**Items**
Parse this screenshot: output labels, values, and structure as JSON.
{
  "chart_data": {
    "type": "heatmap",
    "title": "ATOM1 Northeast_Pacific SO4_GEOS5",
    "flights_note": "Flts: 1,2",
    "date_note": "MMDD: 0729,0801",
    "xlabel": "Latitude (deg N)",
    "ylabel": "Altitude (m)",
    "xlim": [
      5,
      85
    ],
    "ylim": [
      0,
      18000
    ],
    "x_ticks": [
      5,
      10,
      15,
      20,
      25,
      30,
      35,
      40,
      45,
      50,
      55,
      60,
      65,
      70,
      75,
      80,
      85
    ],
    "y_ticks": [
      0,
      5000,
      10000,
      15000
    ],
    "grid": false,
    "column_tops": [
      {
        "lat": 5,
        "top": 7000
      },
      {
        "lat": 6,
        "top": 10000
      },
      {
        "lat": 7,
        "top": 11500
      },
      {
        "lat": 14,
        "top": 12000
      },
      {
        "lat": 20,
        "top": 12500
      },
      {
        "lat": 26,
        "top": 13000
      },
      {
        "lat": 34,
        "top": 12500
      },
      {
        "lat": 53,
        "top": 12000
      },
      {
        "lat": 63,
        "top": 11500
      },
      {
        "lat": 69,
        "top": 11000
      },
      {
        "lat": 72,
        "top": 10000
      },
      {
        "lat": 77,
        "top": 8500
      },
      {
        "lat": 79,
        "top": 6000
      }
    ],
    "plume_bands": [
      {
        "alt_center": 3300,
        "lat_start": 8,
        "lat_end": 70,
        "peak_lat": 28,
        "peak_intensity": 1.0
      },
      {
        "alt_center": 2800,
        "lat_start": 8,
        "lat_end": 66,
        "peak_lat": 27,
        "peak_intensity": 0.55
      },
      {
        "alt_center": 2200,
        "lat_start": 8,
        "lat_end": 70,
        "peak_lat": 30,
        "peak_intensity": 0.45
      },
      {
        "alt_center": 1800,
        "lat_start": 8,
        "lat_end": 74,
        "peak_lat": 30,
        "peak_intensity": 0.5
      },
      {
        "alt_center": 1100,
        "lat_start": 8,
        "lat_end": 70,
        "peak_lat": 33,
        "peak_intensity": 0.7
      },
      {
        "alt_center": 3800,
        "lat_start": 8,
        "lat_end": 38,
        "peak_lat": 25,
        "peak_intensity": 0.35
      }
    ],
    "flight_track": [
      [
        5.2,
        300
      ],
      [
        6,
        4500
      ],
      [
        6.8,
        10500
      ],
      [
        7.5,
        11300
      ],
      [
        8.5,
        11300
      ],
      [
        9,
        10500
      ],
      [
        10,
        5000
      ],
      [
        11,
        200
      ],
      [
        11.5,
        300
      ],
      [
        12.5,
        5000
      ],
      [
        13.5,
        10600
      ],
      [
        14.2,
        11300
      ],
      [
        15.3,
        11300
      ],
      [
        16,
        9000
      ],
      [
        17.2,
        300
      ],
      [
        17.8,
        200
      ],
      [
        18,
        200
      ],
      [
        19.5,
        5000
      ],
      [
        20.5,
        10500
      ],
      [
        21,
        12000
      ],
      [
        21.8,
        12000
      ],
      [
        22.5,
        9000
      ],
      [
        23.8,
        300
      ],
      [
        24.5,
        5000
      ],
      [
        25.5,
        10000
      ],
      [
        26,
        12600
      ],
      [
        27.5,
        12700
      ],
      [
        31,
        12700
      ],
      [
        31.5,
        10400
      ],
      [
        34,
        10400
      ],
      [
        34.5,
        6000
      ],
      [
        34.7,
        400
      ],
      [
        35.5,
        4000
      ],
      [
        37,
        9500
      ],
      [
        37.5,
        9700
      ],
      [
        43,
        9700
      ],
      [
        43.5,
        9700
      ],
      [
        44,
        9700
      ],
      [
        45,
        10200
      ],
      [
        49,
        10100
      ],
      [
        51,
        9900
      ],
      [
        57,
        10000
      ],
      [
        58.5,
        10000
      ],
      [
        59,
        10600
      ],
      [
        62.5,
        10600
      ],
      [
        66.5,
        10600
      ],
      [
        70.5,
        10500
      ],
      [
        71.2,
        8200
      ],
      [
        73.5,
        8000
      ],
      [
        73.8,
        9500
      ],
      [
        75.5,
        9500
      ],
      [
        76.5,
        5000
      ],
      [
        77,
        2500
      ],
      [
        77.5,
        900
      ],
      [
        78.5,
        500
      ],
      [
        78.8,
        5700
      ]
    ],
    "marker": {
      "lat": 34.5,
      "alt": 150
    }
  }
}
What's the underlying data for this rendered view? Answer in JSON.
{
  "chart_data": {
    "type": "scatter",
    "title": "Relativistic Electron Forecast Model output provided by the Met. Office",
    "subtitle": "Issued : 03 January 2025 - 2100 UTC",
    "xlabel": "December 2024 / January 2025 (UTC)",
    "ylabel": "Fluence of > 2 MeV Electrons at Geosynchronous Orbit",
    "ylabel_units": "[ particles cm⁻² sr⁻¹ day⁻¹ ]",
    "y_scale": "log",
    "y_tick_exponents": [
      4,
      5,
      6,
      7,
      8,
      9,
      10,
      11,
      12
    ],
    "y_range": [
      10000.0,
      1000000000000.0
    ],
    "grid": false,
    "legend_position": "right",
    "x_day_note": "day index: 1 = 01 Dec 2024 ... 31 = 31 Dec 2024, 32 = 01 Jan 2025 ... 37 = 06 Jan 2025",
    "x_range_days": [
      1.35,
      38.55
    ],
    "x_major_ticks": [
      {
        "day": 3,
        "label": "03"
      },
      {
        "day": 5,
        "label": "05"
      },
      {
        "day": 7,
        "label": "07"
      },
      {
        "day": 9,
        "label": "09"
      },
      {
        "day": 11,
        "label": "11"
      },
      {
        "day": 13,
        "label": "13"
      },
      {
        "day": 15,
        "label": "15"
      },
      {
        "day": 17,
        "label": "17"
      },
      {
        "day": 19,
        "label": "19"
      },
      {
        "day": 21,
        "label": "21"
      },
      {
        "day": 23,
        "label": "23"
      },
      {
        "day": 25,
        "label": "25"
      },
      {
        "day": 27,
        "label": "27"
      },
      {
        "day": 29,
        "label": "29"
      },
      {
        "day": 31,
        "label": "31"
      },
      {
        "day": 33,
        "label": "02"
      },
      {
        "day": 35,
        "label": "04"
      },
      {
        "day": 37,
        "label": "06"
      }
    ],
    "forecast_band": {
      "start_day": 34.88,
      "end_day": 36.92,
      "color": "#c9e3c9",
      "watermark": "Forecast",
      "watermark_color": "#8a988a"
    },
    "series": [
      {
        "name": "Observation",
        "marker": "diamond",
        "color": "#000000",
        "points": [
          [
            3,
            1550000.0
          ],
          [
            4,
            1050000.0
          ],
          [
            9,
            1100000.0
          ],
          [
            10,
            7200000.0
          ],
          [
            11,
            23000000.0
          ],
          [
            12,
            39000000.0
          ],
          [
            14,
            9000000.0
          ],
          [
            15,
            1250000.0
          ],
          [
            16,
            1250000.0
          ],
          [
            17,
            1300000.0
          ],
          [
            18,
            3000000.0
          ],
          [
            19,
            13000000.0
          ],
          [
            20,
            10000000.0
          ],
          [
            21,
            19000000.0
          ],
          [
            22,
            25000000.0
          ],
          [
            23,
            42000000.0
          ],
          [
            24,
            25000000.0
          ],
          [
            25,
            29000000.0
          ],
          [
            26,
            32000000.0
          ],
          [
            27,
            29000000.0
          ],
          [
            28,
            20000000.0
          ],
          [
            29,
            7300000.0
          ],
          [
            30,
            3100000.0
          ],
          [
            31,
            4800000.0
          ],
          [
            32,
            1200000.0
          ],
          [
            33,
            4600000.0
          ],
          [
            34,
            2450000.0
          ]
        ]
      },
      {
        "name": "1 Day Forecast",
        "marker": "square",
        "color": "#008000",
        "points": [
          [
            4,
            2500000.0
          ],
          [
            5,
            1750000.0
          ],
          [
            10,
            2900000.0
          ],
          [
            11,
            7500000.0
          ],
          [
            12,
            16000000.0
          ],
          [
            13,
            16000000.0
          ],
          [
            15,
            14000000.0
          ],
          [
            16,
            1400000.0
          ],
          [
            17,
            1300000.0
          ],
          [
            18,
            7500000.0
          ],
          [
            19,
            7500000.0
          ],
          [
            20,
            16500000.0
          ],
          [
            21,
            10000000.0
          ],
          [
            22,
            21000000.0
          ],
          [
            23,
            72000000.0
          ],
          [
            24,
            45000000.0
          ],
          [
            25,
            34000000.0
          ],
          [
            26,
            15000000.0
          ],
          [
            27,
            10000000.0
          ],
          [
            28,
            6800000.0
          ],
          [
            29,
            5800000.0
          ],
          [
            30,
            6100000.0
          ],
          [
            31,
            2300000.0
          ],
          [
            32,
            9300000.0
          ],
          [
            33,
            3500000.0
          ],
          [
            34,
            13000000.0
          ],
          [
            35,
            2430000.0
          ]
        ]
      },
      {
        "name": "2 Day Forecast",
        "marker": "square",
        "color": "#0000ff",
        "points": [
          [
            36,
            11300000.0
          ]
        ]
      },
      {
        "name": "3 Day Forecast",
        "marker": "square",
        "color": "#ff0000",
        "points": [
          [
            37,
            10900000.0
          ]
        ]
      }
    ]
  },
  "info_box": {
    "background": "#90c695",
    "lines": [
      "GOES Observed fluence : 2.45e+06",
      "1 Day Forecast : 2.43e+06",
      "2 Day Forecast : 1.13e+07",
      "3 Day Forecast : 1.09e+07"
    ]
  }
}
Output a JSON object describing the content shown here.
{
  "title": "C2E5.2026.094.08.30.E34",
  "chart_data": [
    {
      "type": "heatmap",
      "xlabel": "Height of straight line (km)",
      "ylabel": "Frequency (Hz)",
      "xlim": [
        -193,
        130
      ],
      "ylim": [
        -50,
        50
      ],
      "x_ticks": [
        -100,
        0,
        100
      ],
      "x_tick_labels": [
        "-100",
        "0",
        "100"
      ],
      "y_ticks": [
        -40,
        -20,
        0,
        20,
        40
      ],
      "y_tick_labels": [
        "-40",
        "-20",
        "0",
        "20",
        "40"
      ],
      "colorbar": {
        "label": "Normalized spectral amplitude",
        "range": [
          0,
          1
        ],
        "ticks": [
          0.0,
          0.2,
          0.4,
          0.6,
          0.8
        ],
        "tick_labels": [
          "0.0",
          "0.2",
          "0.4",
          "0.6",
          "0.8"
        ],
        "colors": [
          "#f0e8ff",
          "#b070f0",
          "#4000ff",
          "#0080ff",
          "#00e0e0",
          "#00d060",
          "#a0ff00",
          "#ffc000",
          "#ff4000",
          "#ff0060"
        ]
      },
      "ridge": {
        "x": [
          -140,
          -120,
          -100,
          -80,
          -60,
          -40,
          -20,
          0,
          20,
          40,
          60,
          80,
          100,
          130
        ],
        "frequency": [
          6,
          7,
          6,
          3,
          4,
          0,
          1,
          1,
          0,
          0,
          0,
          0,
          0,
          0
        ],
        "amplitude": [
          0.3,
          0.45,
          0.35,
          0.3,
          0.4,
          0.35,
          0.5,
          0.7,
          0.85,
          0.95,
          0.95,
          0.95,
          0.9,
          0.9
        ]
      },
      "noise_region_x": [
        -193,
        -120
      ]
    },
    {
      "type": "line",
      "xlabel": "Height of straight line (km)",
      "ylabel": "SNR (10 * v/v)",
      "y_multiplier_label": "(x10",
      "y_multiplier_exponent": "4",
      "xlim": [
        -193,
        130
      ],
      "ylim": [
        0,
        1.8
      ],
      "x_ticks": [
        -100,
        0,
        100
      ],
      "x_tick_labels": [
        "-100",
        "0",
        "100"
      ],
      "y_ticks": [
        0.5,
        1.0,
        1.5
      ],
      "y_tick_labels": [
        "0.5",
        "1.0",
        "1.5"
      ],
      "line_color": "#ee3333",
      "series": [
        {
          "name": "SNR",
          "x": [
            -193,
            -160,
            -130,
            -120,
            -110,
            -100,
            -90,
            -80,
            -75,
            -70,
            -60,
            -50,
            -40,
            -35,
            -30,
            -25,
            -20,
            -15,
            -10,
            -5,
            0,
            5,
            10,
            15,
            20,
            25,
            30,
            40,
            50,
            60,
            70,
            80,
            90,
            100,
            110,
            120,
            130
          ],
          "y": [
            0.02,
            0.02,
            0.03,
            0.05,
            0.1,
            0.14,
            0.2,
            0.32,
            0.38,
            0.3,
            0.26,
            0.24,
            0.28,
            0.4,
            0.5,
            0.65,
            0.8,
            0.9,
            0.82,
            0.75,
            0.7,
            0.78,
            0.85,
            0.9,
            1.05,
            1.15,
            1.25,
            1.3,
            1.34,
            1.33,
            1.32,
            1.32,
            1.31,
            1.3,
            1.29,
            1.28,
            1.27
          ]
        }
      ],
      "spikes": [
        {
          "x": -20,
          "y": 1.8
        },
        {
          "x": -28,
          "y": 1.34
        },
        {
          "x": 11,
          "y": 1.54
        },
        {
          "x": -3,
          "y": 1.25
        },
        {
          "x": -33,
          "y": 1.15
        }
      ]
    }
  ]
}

**Goal of the exercise**
Count each line of the data where the word "type" appears, then reply with the total only.

**Response**
4